[Element-and-box listings]
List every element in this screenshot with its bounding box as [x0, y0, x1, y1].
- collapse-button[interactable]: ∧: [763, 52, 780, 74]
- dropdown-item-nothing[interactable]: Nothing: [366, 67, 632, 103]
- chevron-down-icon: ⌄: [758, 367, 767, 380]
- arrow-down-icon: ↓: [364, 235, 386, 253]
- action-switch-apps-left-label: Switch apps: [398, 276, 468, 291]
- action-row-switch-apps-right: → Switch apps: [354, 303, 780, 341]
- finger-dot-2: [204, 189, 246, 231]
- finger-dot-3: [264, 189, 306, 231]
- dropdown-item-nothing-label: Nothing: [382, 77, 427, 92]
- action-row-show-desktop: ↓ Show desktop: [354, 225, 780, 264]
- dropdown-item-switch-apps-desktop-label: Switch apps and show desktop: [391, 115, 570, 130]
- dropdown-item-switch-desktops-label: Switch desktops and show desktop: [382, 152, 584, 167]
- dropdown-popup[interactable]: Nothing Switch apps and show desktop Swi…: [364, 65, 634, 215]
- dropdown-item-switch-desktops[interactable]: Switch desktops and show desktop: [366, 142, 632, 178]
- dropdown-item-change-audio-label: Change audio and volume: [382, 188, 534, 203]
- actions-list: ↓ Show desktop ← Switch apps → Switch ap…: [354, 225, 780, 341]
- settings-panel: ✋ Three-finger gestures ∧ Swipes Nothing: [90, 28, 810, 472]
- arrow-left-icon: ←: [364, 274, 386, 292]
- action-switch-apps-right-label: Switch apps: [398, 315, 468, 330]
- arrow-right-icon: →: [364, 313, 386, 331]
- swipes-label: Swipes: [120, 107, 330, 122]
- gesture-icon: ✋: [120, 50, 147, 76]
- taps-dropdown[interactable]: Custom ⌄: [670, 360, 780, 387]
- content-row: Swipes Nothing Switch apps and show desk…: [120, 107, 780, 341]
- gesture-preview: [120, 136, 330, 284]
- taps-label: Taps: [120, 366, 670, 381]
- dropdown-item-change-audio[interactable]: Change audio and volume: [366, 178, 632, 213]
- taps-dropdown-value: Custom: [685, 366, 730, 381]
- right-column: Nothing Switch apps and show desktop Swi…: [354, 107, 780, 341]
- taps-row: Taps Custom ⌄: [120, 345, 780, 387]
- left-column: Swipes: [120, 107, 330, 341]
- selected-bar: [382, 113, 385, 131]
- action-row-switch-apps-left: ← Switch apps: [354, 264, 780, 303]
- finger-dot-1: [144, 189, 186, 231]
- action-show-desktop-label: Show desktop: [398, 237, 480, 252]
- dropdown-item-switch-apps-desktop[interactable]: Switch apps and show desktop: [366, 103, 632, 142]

- _What is needed_:
Output every line of the records above as a JSON list of strings, one string per line, leaving out blank lines.

- _Reply_:
[
  "List every element in this screenshot with its bounding box as [x0, y0, x1, y1].",
  "- collapse-button[interactable]: ∧: [763, 52, 780, 74]",
  "- dropdown-item-nothing[interactable]: Nothing: [366, 67, 632, 103]",
  "- chevron-down-icon: ⌄: [758, 367, 767, 380]",
  "- arrow-down-icon: ↓: [364, 235, 386, 253]",
  "- action-switch-apps-left-label: Switch apps: [398, 276, 468, 291]",
  "- action-row-switch-apps-right: → Switch apps: [354, 303, 780, 341]",
  "- finger-dot-2: [204, 189, 246, 231]",
  "- finger-dot-3: [264, 189, 306, 231]",
  "- dropdown-item-nothing-label: Nothing: [382, 77, 427, 92]",
  "- action-row-show-desktop: ↓ Show desktop: [354, 225, 780, 264]",
  "- dropdown-item-switch-apps-desktop-label: Switch apps and show desktop: [391, 115, 570, 130]",
  "- dropdown-item-switch-desktops-label: Switch desktops and show desktop: [382, 152, 584, 167]",
  "- dropdown-popup[interactable]: Nothing Switch apps and show desktop Swi…: [364, 65, 634, 215]",
  "- dropdown-item-switch-desktops[interactable]: Switch desktops and show desktop: [366, 142, 632, 178]",
  "- dropdown-item-change-audio-label: Change audio and volume: [382, 188, 534, 203]",
  "- actions-list: ↓ Show desktop ← Switch apps → Switch ap…: [354, 225, 780, 341]",
  "- settings-panel: ✋ Three-finger gestures ∧ Swipes Nothing: [90, 28, 810, 472]",
  "- arrow-left-icon: ←: [364, 274, 386, 292]",
  "- action-switch-apps-right-label: Switch apps: [398, 315, 468, 330]",
  "- arrow-right-icon: →: [364, 313, 386, 331]",
  "- swipes-label: Swipes: [120, 107, 330, 122]",
  "- gesture-icon: ✋: [120, 50, 147, 76]",
  "- taps-dropdown[interactable]: Custom ⌄: [670, 360, 780, 387]",
  "- content-row: Swipes Nothing Switch apps and show desk…: [120, 107, 780, 341]",
  "- gesture-preview: [120, 136, 330, 284]",
  "- taps-label: Taps: [120, 366, 670, 381]",
  "- dropdown-item-change-audio[interactable]: Change audio and volume: [366, 178, 632, 213]",
  "- taps-dropdown-value: Custom: [685, 366, 730, 381]",
  "- right-column: Nothing Switch apps and show desktop Swi…: [354, 107, 780, 341]",
  "- taps-row: Taps Custom ⌄: [120, 345, 780, 387]",
  "- left-column: Swipes: [120, 107, 330, 341]",
  "- selected-bar: [382, 113, 385, 131]",
  "- action-row-switch-apps-left: ← Switch apps: [354, 264, 780, 303]",
  "- finger-dot-1: [144, 189, 186, 231]",
  "- action-show-desktop-label: Show desktop: [398, 237, 480, 252]",
  "- dropdown-item-switch-apps-desktop[interactable]: Switch apps and show desktop: [366, 103, 632, 142]"
]